>> BEGIN Provided data

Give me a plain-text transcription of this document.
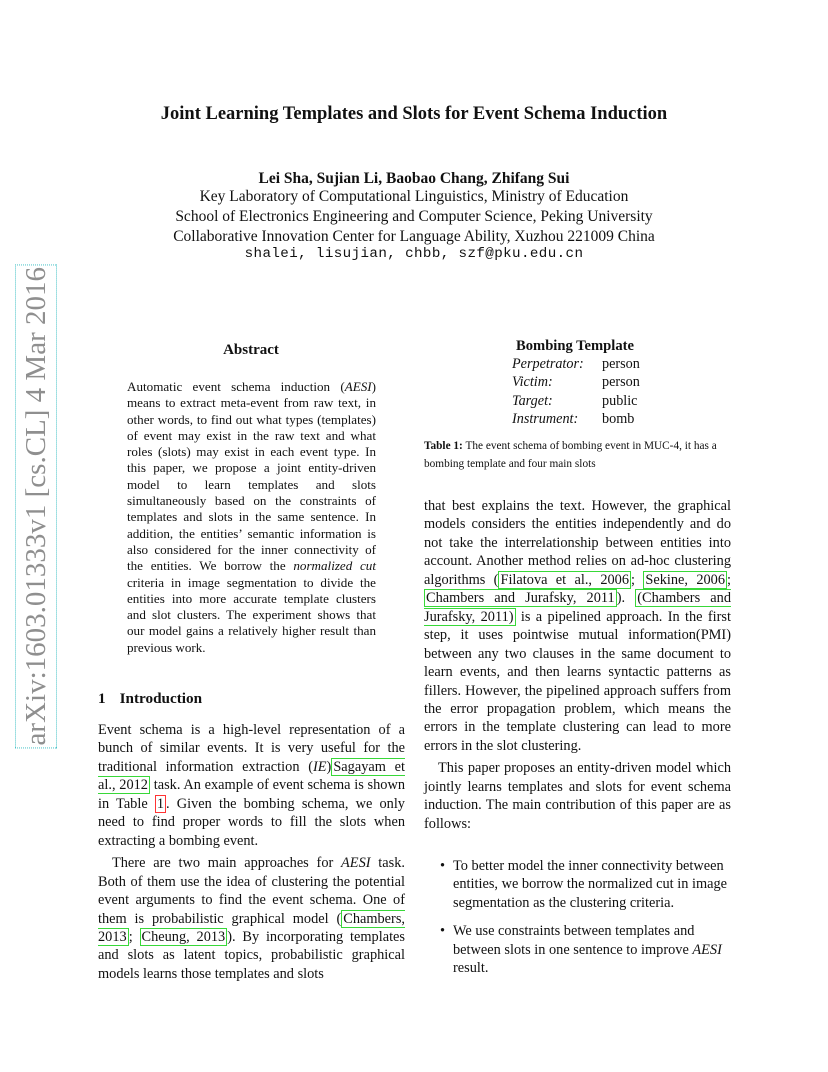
Joint Learning Templates and Slots for Event Schema Induction
Lei Sha, Sujian Li, Baobao Chang, Zhifang Sui
Key Laboratory of Computational Linguistics, Ministry of Education
School of Electronics Engineering and Computer Science, Peking University
Collaborative Innovation Center for Language Ability, Xuzhou 221009 China
shalei, lisujian, chbb, szf@pku.edu.cn
arXiv:1603.01333v1 [cs.CL] 4 Mar 2016	Abstract
Automatic event schema induction (AESI) means to extract meta-event from raw text, in other words, to find out what types (templates) of event may exist in the raw text and what roles (slots) may exist in each event type. In this paper, we propose a joint entity-driven model to learn templates and slots simultaneously based on the constraints of templates and slots in the same sentence. In addition, the entities’ semantic information is also considered for the inner connectivity of the entities. We borrow the normalized cut criteria in image segmentation to divide the entities into more accurate template clusters and slot clusters. The experiment shows that our model gains a relatively higher result than previous work.
1 Introduction

Event schema is a high-level representation of a bunch of similar events. It is very useful for the traditional information extraction (IE) Sagayam et al., 2012 task. An example of event schema is shown in Table 1 . Given the bombing schema, we only need to find proper words to fill the slots when extracting a bombing event.

There are two main approaches for AESI task. Both of them use the idea of clustering the potential event arguments to find the event schema. One of them is probabilistic graphical model ( Chambers, 2013 ; Cheung, 2013 ). By incorporating templates and slots as latent topics, probabilistic graphical models learns those templates and slots

Bombing Template
Perpetrator:	person
Victim:	person
Target:	public
Instrument:	bomb
Table 1: The event schema of bombing event in MUC-4, it has a bombing template and four main slots

that best explains the text. However, the graphical models considers the entities independently and do not take the interrelationship between entities into account. Another method relies on ad-hoc clustering algorithms ( Filatova et al., 2006 ; Sekine, 2006 ; Chambers and Jurafsky, 2011 ). (Chambers and Jurafsky, 2011) is a pipelined approach. In the first step, it uses pointwise mutual information(PMI) between any two clauses in the same document to learn events, and then learns syntactic patterns as fillers. However, the pipelined approach suffers from the error propagation problem, which means the errors in the template clustering can lead to more errors in the slot clustering.

This paper proposes an entity-driven model which jointly learns templates and slots for event schema induction. The main contribution of this paper are as follows:

• To better model the inner connectivity between entities, we borrow the normalized cut in image segmentation as the clustering criteria.
• We use constraints between templates and between slots in one sentence to improve AESI result.
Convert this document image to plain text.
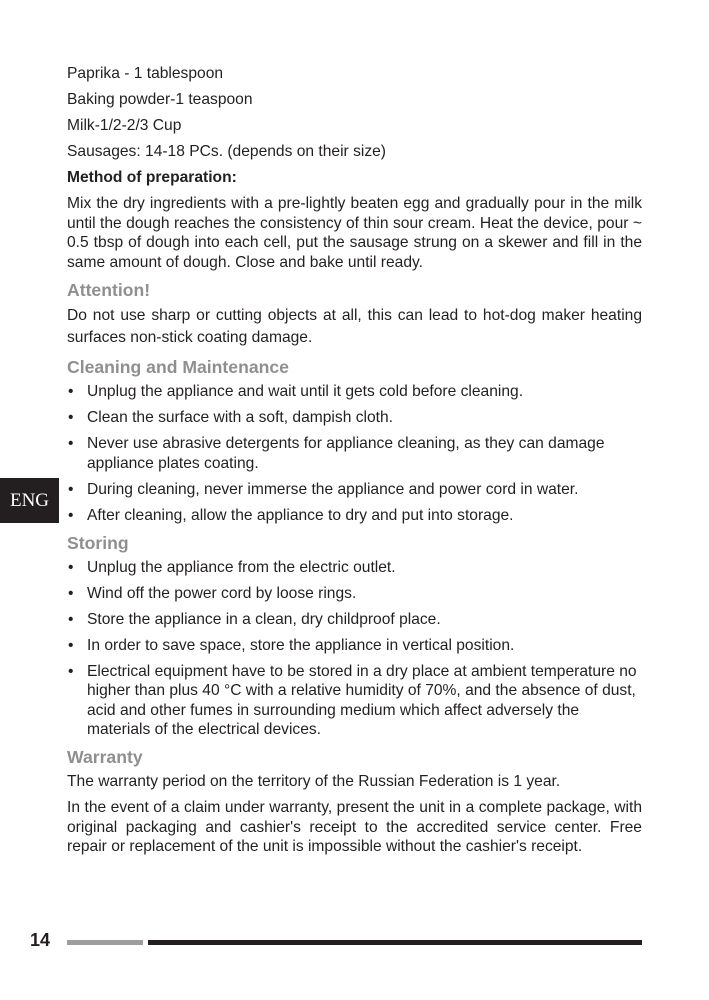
Paprika - 1 tablespoon

Baking powder-1 teaspoon

Milk-1/2-2/3 Cup

Sausages: 14-18 PCs. (depends on their size)

Method of preparation:

Mix the dry ingredients with a pre-lightly beaten egg and gradually pour in the milk until the dough reaches the consistency of thin sour cream. Heat the device, pour ~ 0.5 tbsp of dough into each cell, put the sausage strung on a skewer and fill in the same amount of dough. Close and bake until ready.

Attention!

Do not use sharp or cutting objects at all, this can lead to hot-dog maker heating surfaces non-stick coating damage.

Cleaning and Maintenance
• Unplug the appliance and wait until it gets cold before cleaning.
• Clean the surface with a soft, dampish cloth.
• Never use abrasive detergents for appliance cleaning, as they can damage appliance plates coating.
• During cleaning, never immerse the appliance and power cord in water.
• After cleaning, allow the appliance to dry and put into storage.
Storing
• Unplug the appliance from the electric outlet.
• Wind off the power cord by loose rings.
• Store the appliance in a clean, dry childproof place.
• In order to save space, store the appliance in vertical position.
• Electrical equipment have to be stored in a dry place at ambient temperature no higher than plus 40 °C with a relative humidity of 70%, and the absence of dust, acid and other fumes in surrounding medium which affect adversely the materials of the electrical devices.
Warranty

The warranty period on the territory of the Russian Federation is 1 year.

In the event of a claim under warranty, present the unit in a complete package, with original packaging and cashier's receipt to the accredited service center. Free repair or replacement of the unit is impossible without the cashier's receipt.

ENG
14
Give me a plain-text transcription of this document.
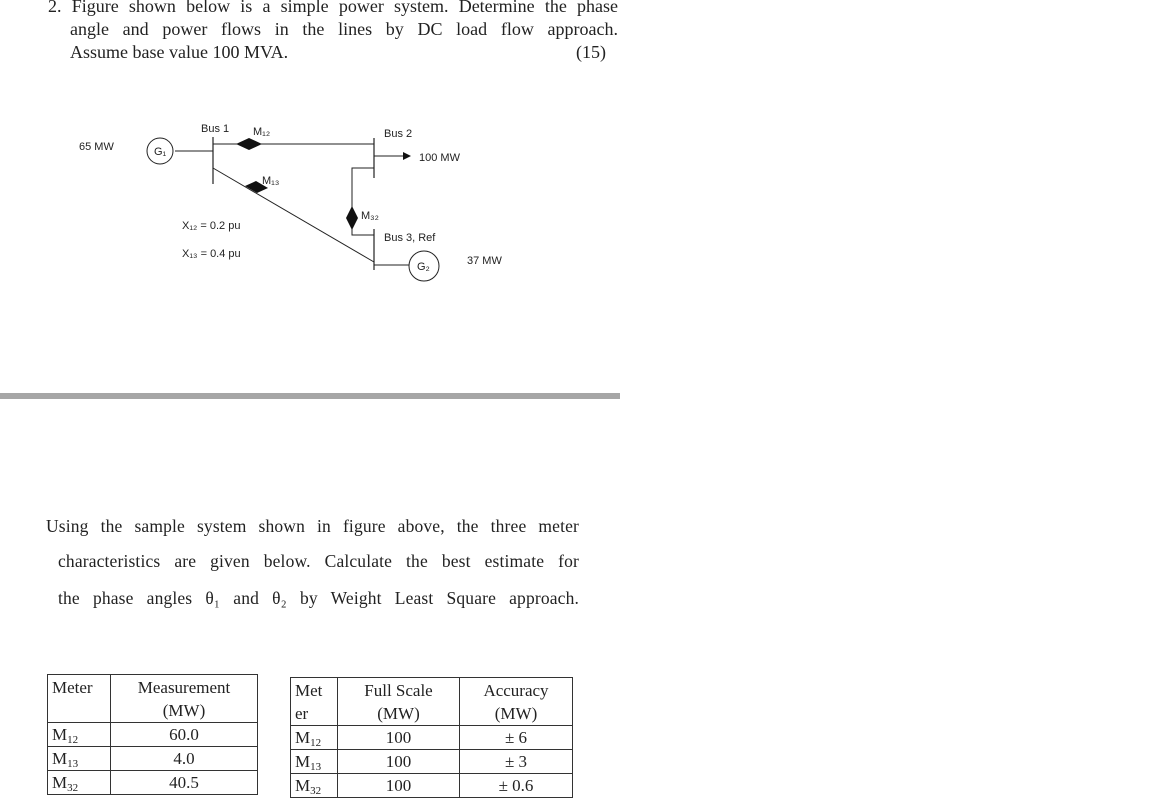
2. Figure shown below is a simple power system. Determine the phase
angle and power flows in the lines by DC load flow approach.
Assume base value 100 MVA.	(15)
G₁
65 MW
Bus 1 M₁₂	Bus 2
100 MW
M₁₃
M₃₂
Bus 3, Ref
G₂	37 MW
X₁₂ = 0.2 pu
X₁₃ = 0.4 pu
Using the sample system shown in figure above, the three meter
characteristics are given below. Calculate the best estimate for
the phase angles θ₁ and θ₂ by Weight Least Square approach.
Meter	Measurement (MW)
$M_{12}$	60.0
$M_{13}$	4.0
$M_{32}$	40.5
Met er	Full Scale (MW)	Accuracy (MW)
$M_{12}$	100	± 6
$M_{13}$	100	± 3
$M_{32}$	100	± 0.6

>> END Provided data

## Task to carry out
Take every line that includes the string "cord" and copy it.

## Task output
• During cleaning, never immerse the appliance and power cord in water.
• Wind off the power cord by loose rings.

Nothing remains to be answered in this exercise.